BEGIN

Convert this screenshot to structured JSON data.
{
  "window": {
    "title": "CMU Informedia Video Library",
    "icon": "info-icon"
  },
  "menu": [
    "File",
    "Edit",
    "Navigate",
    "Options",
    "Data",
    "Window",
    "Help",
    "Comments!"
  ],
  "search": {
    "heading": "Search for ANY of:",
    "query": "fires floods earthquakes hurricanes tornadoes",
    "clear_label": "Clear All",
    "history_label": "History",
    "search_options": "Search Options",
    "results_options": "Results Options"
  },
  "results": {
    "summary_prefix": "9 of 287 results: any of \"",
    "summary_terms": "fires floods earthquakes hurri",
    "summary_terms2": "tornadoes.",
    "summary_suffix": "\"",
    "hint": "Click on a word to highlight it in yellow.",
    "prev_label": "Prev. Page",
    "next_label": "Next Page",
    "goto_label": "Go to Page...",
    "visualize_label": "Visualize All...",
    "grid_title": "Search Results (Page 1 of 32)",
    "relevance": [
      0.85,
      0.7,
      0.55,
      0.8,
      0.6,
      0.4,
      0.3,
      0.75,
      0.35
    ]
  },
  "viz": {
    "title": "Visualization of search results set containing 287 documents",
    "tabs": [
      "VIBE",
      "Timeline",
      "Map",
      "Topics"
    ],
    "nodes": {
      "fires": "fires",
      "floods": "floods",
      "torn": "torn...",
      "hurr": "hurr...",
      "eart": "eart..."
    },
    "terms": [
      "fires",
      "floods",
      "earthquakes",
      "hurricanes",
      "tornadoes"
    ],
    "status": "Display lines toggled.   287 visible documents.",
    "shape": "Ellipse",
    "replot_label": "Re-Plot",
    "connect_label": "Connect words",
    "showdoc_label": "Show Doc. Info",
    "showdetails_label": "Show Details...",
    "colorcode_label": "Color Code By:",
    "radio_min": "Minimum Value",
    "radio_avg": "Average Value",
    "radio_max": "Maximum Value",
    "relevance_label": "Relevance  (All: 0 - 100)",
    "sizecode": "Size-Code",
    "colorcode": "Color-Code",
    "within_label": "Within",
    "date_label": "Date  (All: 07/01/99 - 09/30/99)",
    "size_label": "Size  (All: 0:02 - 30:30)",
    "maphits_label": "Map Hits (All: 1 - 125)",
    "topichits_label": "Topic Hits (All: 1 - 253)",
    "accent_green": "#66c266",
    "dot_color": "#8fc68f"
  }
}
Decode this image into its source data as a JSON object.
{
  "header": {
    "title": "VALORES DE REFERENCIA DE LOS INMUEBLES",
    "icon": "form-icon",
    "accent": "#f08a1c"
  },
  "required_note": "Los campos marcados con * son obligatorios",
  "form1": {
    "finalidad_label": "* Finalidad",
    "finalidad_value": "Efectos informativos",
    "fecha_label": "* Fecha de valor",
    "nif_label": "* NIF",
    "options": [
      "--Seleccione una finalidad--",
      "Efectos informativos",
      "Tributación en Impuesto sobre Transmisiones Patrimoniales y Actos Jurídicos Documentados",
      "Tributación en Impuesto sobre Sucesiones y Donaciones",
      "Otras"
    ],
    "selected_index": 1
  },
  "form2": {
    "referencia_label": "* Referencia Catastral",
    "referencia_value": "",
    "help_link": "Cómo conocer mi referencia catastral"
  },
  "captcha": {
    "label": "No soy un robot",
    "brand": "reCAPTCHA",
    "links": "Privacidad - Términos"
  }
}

END

Find how many lines in the listing hold "Page", and reply with that number only.

4